Figure contents as structured data

+ + + + +

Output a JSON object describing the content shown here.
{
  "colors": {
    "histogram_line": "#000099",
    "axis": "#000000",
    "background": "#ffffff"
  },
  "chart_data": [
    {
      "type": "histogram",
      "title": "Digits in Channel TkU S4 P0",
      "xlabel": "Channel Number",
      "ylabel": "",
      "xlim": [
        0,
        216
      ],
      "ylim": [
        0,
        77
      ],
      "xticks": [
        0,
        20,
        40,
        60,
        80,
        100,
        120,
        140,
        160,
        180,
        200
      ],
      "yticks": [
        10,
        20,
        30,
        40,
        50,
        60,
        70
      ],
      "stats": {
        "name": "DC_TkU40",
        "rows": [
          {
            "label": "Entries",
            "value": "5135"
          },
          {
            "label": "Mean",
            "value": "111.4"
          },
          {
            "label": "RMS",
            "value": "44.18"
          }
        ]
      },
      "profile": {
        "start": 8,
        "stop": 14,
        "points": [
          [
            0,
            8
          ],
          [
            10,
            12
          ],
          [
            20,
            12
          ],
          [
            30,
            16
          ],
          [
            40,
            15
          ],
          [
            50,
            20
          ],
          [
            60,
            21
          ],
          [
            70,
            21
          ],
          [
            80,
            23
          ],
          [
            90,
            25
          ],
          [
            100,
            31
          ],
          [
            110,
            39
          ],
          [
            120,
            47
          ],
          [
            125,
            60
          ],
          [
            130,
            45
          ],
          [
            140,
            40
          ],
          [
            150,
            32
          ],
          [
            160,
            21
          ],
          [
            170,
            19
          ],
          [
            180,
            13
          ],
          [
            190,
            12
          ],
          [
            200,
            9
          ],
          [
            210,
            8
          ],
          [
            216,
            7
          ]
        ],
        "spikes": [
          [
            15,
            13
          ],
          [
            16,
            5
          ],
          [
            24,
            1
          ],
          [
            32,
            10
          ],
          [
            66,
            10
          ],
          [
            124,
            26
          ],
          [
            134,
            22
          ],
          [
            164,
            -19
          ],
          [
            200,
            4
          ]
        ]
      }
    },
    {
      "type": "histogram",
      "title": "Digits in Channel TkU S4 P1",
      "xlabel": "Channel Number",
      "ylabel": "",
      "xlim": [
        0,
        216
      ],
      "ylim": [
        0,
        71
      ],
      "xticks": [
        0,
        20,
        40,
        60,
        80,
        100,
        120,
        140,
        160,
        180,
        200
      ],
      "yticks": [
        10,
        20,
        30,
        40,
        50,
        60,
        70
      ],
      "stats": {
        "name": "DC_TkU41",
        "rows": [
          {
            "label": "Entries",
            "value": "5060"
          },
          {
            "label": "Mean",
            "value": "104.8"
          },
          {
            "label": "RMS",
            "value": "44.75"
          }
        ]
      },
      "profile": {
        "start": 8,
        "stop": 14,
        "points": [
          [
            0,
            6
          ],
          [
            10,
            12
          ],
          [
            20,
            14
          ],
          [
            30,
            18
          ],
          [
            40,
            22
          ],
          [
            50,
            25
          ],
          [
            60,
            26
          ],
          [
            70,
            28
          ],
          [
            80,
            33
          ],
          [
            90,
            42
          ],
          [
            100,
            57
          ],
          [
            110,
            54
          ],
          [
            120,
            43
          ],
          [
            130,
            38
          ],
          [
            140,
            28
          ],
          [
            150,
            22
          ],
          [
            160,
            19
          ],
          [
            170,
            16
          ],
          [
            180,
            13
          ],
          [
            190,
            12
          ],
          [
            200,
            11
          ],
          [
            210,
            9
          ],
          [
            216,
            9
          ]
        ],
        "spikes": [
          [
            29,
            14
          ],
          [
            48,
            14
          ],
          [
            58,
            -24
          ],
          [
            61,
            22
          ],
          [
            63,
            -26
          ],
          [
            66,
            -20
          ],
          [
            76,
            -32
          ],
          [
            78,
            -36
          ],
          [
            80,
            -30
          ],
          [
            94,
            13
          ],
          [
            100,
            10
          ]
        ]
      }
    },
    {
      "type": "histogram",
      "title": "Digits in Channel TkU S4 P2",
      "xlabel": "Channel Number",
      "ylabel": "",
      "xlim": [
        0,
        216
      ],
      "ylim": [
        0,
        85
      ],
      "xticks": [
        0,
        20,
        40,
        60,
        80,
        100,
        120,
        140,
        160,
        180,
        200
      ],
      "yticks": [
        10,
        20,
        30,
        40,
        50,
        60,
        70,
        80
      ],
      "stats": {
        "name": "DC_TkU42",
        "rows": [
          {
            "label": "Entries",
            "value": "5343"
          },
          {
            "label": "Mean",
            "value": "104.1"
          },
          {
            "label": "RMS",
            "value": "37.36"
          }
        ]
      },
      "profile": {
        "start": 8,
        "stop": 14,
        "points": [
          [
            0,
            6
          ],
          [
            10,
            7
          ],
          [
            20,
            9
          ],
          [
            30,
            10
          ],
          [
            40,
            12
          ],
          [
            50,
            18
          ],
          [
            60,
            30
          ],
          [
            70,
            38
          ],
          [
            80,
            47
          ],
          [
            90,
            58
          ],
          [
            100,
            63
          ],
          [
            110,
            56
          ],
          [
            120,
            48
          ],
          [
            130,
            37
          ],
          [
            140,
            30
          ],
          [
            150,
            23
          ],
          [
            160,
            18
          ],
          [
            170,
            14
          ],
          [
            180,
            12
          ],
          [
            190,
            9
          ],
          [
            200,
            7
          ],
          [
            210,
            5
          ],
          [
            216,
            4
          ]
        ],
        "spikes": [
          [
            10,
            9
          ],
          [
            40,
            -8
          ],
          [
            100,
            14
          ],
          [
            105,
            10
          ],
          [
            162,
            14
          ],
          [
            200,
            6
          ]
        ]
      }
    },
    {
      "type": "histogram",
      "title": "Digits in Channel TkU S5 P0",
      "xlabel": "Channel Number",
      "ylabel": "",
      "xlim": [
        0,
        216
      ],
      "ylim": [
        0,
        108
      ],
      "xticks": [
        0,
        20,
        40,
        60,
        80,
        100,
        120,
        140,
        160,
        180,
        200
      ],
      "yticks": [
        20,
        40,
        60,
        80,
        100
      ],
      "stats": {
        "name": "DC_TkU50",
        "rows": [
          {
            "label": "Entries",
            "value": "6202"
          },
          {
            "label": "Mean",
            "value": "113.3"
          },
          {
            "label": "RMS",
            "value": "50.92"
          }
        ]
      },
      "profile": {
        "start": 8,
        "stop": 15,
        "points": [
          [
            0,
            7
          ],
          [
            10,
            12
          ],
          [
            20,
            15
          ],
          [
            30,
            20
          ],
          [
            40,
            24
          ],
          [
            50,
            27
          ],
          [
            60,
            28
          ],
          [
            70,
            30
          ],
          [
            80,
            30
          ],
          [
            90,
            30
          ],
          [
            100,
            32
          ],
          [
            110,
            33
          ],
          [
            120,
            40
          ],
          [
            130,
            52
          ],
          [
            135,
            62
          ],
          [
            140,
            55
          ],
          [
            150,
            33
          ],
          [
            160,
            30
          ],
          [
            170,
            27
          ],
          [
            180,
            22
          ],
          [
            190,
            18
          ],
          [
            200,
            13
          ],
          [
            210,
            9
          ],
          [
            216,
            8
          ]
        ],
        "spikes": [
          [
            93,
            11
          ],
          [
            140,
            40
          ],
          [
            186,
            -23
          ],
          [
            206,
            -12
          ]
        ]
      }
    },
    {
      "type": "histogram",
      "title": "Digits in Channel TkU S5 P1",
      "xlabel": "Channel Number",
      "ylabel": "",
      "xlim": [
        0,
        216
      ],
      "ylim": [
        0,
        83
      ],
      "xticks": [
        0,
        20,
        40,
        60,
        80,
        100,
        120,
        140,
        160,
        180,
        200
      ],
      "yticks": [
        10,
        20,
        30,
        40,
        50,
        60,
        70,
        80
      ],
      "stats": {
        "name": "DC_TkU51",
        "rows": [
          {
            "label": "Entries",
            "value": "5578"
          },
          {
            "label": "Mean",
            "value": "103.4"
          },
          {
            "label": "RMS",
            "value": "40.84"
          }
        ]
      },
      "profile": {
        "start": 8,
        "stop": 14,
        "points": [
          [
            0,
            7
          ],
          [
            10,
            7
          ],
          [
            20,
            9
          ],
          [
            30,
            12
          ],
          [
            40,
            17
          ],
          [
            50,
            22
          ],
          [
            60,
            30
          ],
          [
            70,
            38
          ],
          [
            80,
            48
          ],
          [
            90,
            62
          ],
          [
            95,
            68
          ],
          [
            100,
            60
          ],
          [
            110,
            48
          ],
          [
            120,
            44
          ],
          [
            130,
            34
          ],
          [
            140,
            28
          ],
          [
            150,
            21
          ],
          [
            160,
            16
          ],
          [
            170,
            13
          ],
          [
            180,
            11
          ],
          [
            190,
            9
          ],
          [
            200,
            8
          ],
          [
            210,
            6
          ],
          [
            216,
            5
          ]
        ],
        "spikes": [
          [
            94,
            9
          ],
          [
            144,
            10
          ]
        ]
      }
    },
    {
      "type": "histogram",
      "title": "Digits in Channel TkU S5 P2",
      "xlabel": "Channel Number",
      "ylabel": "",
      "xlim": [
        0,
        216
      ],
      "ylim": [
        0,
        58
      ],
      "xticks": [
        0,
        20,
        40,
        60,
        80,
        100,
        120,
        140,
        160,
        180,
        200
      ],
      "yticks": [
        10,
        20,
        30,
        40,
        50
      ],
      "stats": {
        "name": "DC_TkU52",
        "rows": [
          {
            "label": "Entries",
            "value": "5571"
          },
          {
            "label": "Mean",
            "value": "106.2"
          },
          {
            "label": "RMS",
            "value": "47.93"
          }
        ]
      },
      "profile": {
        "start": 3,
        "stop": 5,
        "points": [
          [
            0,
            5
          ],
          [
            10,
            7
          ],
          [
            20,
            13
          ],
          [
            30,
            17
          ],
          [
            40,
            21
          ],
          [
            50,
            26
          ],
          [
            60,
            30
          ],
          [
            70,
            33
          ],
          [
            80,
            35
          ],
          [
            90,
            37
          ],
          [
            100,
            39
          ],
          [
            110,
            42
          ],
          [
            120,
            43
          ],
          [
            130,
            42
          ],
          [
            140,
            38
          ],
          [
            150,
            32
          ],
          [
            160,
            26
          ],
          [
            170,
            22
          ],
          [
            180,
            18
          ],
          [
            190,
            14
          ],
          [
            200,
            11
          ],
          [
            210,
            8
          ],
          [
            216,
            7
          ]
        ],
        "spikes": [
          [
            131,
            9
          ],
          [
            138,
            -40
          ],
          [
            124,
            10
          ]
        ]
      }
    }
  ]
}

+ + + + +

GIVEN TASK
Where a line holds "Digits", copy that line.

SOLUTION FOR THIS EXERCISE
      "title": "Digits in Channel TkU S4 P0",
      "title": "Digits in Channel TkU S4 P1",
      "title": "Digits in Channel TkU S4 P2",
      "title": "Digits in Channel TkU S5 P0",
      "title": "Digits in Channel TkU S5 P1",
      "title": "Digits in Channel TkU S5 P2",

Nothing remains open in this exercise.